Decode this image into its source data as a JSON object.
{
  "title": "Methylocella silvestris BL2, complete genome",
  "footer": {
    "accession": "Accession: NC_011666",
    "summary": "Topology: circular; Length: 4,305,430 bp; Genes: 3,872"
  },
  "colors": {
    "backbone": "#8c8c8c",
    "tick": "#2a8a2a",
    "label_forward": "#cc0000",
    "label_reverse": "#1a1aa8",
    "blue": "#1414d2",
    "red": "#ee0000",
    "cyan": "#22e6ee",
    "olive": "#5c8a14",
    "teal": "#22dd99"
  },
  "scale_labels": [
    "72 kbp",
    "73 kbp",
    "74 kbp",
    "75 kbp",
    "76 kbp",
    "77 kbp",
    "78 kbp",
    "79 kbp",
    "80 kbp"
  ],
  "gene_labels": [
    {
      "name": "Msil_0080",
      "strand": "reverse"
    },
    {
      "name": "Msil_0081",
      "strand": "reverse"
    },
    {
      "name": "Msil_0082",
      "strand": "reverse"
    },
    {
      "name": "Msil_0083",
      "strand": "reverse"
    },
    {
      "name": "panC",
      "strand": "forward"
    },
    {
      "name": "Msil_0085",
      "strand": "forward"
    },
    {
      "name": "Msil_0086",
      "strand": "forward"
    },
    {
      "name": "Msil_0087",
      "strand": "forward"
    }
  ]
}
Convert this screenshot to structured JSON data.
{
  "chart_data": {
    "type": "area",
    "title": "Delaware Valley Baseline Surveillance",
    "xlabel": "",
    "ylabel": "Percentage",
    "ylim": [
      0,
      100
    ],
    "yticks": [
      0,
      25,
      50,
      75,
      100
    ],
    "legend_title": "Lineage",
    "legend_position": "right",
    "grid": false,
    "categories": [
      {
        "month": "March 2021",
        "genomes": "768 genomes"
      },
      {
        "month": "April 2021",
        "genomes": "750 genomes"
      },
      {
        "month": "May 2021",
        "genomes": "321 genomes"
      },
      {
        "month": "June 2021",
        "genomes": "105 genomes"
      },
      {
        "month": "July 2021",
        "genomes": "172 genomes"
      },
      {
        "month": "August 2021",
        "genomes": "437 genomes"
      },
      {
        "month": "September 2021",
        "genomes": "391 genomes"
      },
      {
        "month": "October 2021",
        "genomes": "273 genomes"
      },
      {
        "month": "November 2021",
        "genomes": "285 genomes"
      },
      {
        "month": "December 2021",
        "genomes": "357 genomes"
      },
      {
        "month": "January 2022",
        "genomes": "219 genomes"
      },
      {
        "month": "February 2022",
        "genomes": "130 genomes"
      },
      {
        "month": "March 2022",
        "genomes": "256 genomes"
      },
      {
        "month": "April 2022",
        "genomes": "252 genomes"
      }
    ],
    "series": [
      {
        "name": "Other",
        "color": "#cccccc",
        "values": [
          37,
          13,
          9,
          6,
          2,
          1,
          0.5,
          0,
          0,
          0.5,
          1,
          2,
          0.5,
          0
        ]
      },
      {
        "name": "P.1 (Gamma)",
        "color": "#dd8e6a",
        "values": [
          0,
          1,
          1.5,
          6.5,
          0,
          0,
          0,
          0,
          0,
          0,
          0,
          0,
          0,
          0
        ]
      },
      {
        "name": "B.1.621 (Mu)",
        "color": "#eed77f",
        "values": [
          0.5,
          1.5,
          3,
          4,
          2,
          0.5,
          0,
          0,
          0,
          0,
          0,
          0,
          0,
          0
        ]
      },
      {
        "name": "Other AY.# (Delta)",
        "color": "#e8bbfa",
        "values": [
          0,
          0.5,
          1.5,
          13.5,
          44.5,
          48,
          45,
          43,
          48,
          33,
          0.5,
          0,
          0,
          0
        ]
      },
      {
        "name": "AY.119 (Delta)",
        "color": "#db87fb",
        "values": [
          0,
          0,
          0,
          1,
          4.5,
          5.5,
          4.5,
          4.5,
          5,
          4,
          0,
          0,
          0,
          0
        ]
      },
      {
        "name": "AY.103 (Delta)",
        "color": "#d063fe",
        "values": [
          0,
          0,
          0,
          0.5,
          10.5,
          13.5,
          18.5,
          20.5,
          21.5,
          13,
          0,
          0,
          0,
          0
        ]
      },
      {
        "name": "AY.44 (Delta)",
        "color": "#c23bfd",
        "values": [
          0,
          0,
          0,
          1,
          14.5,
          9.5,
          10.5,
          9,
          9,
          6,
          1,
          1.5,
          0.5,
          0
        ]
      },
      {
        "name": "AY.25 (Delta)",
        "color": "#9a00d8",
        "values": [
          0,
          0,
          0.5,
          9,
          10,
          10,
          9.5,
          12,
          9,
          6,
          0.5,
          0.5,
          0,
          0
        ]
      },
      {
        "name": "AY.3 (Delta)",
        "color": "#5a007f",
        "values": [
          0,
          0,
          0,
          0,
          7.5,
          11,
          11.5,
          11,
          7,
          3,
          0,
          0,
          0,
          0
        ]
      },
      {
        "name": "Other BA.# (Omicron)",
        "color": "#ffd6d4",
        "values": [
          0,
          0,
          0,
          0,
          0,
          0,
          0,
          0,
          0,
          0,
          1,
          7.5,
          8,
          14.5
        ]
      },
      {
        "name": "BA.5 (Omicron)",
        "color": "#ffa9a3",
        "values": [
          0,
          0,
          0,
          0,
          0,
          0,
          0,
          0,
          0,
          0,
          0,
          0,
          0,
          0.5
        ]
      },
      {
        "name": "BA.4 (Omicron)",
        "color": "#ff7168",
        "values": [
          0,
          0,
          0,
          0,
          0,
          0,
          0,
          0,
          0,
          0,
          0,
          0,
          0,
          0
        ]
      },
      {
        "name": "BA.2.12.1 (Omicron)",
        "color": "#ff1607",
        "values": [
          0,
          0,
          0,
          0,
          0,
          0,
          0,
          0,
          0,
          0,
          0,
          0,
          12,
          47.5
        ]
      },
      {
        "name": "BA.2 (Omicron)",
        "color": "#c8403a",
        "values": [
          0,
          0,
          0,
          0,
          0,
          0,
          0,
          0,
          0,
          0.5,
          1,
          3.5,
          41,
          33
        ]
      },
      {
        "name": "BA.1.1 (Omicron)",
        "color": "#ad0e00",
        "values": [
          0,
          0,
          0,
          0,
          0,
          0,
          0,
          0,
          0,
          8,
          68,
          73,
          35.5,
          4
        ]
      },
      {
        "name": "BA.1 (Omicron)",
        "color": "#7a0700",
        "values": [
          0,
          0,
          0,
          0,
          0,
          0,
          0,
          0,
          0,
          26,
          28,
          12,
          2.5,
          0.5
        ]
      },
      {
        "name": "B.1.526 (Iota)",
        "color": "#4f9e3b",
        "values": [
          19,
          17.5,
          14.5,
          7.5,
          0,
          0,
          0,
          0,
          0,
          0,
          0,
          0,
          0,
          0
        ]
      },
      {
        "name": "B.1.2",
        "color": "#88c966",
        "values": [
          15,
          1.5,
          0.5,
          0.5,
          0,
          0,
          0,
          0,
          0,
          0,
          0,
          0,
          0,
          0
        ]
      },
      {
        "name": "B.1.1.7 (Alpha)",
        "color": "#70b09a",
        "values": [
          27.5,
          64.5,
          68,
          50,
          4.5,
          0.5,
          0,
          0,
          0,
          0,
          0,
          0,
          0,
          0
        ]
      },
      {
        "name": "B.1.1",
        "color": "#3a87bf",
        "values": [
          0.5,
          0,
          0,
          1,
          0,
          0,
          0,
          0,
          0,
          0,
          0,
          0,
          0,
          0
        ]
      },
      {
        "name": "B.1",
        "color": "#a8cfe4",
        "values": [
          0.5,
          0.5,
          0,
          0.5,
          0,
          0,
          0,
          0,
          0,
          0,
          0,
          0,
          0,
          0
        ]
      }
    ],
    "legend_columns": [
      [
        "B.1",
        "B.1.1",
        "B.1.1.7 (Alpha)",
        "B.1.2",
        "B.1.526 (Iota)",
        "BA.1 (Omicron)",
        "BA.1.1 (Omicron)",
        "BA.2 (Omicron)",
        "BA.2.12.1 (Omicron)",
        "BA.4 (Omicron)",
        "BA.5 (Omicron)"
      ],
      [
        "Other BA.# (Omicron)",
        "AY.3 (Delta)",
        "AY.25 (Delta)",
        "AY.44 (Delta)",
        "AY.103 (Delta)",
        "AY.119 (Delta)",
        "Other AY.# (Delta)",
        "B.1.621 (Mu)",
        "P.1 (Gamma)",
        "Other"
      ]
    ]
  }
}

■ **What to do**: Could you please give the number of lines in the data above that contain the word "this"? Only the number is needed.

■ **Task response**: 2